GIVEN REQUEST —
Exact repetition of every entry is required.

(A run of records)

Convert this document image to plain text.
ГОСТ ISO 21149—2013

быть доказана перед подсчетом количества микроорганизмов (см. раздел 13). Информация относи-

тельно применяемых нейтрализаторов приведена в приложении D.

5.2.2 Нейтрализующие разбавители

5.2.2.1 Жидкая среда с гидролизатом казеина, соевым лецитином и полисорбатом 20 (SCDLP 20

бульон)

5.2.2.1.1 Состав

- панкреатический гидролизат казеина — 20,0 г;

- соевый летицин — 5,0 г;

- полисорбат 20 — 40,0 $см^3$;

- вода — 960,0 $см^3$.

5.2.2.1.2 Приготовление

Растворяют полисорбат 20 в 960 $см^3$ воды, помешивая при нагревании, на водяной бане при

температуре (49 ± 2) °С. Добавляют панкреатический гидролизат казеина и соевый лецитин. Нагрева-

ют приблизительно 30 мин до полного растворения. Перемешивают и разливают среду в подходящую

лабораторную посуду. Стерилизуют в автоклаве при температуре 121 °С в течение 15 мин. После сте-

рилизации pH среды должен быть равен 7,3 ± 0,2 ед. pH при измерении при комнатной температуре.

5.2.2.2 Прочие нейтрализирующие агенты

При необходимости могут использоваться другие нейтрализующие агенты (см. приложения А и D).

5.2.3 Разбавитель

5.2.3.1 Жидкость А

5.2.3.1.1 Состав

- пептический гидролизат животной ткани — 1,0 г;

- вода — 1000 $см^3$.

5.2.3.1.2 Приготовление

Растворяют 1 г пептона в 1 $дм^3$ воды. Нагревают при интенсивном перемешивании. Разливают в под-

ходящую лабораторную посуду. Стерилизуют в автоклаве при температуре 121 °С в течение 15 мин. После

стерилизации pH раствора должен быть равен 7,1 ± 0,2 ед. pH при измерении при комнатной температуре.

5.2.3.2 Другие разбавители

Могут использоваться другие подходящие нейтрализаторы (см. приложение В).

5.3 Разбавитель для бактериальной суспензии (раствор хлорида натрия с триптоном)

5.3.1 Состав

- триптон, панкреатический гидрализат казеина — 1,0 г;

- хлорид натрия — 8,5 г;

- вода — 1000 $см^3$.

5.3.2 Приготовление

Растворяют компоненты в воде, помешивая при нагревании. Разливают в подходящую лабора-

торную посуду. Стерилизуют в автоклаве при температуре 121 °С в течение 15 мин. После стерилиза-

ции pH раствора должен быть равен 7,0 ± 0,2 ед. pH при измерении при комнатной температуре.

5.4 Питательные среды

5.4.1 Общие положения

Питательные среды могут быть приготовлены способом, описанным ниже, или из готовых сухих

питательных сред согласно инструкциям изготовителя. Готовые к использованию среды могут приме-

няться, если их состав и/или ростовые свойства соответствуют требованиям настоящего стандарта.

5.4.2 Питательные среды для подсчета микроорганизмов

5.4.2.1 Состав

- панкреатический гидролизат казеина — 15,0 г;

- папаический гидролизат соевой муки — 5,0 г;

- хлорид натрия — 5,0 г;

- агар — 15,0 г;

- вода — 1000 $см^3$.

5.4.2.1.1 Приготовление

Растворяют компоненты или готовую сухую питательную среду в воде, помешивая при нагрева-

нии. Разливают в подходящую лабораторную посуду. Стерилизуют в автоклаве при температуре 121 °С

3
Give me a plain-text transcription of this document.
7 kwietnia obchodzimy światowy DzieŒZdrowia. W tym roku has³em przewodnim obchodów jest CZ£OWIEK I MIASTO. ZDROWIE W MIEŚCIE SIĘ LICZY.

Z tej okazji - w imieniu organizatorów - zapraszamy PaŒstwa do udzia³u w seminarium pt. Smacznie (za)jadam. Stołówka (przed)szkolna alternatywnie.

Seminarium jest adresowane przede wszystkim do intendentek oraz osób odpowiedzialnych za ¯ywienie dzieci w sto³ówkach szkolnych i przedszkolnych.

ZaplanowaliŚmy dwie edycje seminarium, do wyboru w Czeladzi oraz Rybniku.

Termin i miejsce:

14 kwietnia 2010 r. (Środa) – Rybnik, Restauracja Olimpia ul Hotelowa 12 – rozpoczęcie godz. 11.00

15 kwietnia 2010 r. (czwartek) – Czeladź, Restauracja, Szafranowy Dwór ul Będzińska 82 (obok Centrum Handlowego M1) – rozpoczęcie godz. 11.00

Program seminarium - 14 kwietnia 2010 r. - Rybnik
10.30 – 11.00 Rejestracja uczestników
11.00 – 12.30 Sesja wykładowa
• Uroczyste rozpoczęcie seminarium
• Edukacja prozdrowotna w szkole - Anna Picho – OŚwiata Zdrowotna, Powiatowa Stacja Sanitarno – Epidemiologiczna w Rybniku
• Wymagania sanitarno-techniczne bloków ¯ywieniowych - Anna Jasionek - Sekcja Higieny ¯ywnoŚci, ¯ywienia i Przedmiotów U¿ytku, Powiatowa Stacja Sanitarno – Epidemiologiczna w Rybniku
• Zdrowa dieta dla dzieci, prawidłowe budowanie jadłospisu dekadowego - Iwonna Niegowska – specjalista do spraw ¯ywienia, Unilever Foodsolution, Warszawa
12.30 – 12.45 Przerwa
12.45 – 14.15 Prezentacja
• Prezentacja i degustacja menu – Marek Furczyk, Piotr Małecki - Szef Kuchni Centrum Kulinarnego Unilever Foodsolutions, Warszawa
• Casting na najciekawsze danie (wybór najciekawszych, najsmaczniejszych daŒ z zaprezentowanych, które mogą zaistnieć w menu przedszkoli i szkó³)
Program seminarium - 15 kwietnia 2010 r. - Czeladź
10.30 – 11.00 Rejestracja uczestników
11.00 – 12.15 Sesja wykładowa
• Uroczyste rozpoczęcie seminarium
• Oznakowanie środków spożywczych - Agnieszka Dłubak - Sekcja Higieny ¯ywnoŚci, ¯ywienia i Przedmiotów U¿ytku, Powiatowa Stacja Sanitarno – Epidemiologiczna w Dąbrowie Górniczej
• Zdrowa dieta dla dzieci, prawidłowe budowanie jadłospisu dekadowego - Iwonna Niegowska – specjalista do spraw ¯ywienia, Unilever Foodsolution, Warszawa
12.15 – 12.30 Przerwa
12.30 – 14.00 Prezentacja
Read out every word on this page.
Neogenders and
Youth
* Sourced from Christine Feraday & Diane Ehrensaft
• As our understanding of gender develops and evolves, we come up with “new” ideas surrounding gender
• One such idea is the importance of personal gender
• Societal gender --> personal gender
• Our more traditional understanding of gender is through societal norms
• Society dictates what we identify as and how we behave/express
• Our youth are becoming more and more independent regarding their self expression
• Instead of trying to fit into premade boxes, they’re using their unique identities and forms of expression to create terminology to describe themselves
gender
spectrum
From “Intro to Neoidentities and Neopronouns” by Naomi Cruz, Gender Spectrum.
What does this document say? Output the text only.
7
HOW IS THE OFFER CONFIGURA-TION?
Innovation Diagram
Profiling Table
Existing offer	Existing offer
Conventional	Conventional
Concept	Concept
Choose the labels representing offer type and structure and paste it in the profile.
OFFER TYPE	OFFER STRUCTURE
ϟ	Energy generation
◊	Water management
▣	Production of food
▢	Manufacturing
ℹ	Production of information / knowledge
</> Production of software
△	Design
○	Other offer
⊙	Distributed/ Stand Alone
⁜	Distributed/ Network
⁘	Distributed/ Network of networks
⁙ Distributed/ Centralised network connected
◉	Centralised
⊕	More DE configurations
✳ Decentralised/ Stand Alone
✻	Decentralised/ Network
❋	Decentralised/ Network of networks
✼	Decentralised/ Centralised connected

COMPLETE ANSWER —
Convert this document image to plain text.
ГОСТ ISO 21149—2013

быть доказана перед подсчетом количества микроорганизмов (см. раздел 13). Информация относи-

тельно применяемых нейтрализаторов приведена в приложении D.

5.2.2 Нейтрализующие разбавители

5.2.2.1 Жидкая среда с гидролизатом казеина, соевым лецитином и полисорбатом 20 (SCDLP 20

бульон)

5.2.2.1.1 Состав

- панкреатический гидролизат казеина — 20,0 г;

- соевый летицин — 5,0 г;

- полисорбат 20 — 40,0 $см^3$;

- вода — 960,0 $см^3$.

5.2.2.1.2 Приготовление

Растворяют полисорбат 20 в 960 $см^3$ воды, помешивая при нагревании, на водяной бане при

температуре (49 ± 2) °С. Добавляют панкреатический гидролизат казеина и соевый лецитин. Нагрева-

ют приблизительно 30 мин до полного растворения. Перемешивают и разливают среду в подходящую

лабораторную посуду. Стерилизуют в автоклаве при температуре 121 °С в течение 15 мин. После сте-

рилизации pH среды должен быть равен 7,3 ± 0,2 ед. pH при измерении при комнатной температуре.

5.2.2.2 Прочие нейтрализирующие агенты

При необходимости могут использоваться другие нейтрализующие агенты (см. приложения А и D).

5.2.3 Разбавитель

5.2.3.1 Жидкость А

5.2.3.1.1 Состав

- пептический гидролизат животной ткани — 1,0 г;

- вода — 1000 $см^3$.

5.2.3.1.2 Приготовление

Растворяют 1 г пептона в 1 $дм^3$ воды. Нагревают при интенсивном перемешивании. Разливают в под-

ходящую лабораторную посуду. Стерилизуют в автоклаве при температуре 121 °С в течение 15 мин. После

стерилизации pH раствора должен быть равен 7,1 ± 0,2 ед. pH при измерении при комнатной температуре.

5.2.3.2 Другие разбавители

Могут использоваться другие подходящие нейтрализаторы (см. приложение В).

5.3 Разбавитель для бактериальной суспензии (раствор хлорида натрия с триптоном)

5.3.1 Состав

- триптон, панкреатический гидрализат казеина — 1,0 г;

- хлорид натрия — 8,5 г;

- вода — 1000 $см^3$.

5.3.2 Приготовление

Растворяют компоненты в воде, помешивая при нагревании. Разливают в подходящую лабора-

торную посуду. Стерилизуют в автоклаве при температуре 121 °С в течение 15 мин. После стерилиза-

ции pH раствора должен быть равен 7,0 ± 0,2 ед. pH при измерении при комнатной температуре.

5.4 Питательные среды

5.4.1 Общие положения

Питательные среды могут быть приготовлены способом, описанным ниже, или из готовых сухих

питательных сред согласно инструкциям изготовителя. Готовые к использованию среды могут приме-

няться, если их состав и/или ростовые свойства соответствуют требованиям настоящего стандарта.

5.4.2 Питательные среды для подсчета микроорганизмов

5.4.2.1 Состав

- панкреатический гидролизат казеина — 15,0 г;

- папаический гидролизат соевой муки — 5,0 г;

- хлорид натрия — 5,0 г;

- агар — 15,0 г;

- вода — 1000 $см^3$.

5.4.2.1.1 Приготовление

Растворяют компоненты или готовую сухую питательную среду в воде, помешивая при нагрева-

нии. Разливают в подходящую лабораторную посуду. Стерилизуют в автоклаве при температуре 121 °С

3
Give me a plain-text transcription of this document.
7 kwietnia obchodzimy światowy DzieŒZdrowia. W tym roku has³em przewodnim obchodów jest CZ£OWIEK I MIASTO. ZDROWIE W MIEŚCIE SIĘ LICZY.

Z tej okazji - w imieniu organizatorów - zapraszamy PaŒstwa do udzia³u w seminarium pt. Smacznie (za)jadam. Stołówka (przed)szkolna alternatywnie.

Seminarium jest adresowane przede wszystkim do intendentek oraz osób odpowiedzialnych za ¯ywienie dzieci w sto³ówkach szkolnych i przedszkolnych.

ZaplanowaliŚmy dwie edycje seminarium, do wyboru w Czeladzi oraz Rybniku.

Termin i miejsce:

14 kwietnia 2010 r. (Środa) – Rybnik, Restauracja Olimpia ul Hotelowa 12 – rozpoczęcie godz. 11.00

15 kwietnia 2010 r. (czwartek) – Czeladź, Restauracja, Szafranowy Dwór ul Będzińska 82 (obok Centrum Handlowego M1) – rozpoczęcie godz. 11.00

Program seminarium - 14 kwietnia 2010 r. - Rybnik
10.30 – 11.00 Rejestracja uczestników
11.00 – 12.30 Sesja wykładowa
• Uroczyste rozpoczęcie seminarium
• Edukacja prozdrowotna w szkole - Anna Picho – OŚwiata Zdrowotna, Powiatowa Stacja Sanitarno – Epidemiologiczna w Rybniku
• Wymagania sanitarno-techniczne bloków ¯ywieniowych - Anna Jasionek - Sekcja Higieny ¯ywnoŚci, ¯ywienia i Przedmiotów U¿ytku, Powiatowa Stacja Sanitarno – Epidemiologiczna w Rybniku
• Zdrowa dieta dla dzieci, prawidłowe budowanie jadłospisu dekadowego - Iwonna Niegowska – specjalista do spraw ¯ywienia, Unilever Foodsolution, Warszawa
12.30 – 12.45 Przerwa
12.45 – 14.15 Prezentacja
• Prezentacja i degustacja menu – Marek Furczyk, Piotr Małecki - Szef Kuchni Centrum Kulinarnego Unilever Foodsolutions, Warszawa
• Casting na najciekawsze danie (wybór najciekawszych, najsmaczniejszych daŒ z zaprezentowanych, które mogą zaistnieć w menu przedszkoli i szkó³)
Program seminarium - 15 kwietnia 2010 r. - Czeladź
10.30 – 11.00 Rejestracja uczestników
11.00 – 12.15 Sesja wykładowa
• Uroczyste rozpoczęcie seminarium
• Oznakowanie środków spożywczych - Agnieszka Dłubak - Sekcja Higieny ¯ywnoŚci, ¯ywienia i Przedmiotów U¿ytku, Powiatowa Stacja Sanitarno – Epidemiologiczna w Dąbrowie Górniczej
• Zdrowa dieta dla dzieci, prawidłowe budowanie jadłospisu dekadowego - Iwonna Niegowska – specjalista do spraw ¯ywienia, Unilever Foodsolution, Warszawa
12.15 – 12.30 Przerwa
12.30 – 14.00 Prezentacja
Read out every word on this page.
Neogenders and
Youth
* Sourced from Christine Feraday & Diane Ehrensaft
• As our understanding of gender develops and evolves, we come up with “new” ideas surrounding gender
• One such idea is the importance of personal gender
• Societal gender --> personal gender
• Our more traditional understanding of gender is through societal norms
• Society dictates what we identify as and how we behave/express
• Our youth are becoming more and more independent regarding their self expression
• Instead of trying to fit into premade boxes, they’re using their unique identities and forms of expression to create terminology to describe themselves
gender
spectrum
From “Intro to Neoidentities and Neopronouns” by Naomi Cruz, Gender Spectrum.
What does this document say? Output the text only.
7
HOW IS THE OFFER CONFIGURA-TION?
Innovation Diagram
Profiling Table
Existing offer	Existing offer
Conventional	Conventional
Concept	Concept
Choose the labels representing offer type and structure and paste it in the profile.
OFFER TYPE	OFFER STRUCTURE
ϟ	Energy generation
◊	Water management
▣	Production of food
▢	Manufacturing
ℹ	Production of information / knowledge
</> Production of software
△	Design
○	Other offer
⊙	Distributed/ Stand Alone
⁜	Distributed/ Network
⁘	Distributed/ Network of networks
⁙ Distributed/ Centralised network connected
◉	Centralised
⊕	More DE configurations
✳ Decentralised/ Stand Alone
✻	Decentralised/ Network
❋	Decentralised/ Network of networks
✼	Decentralised/ Centralised connected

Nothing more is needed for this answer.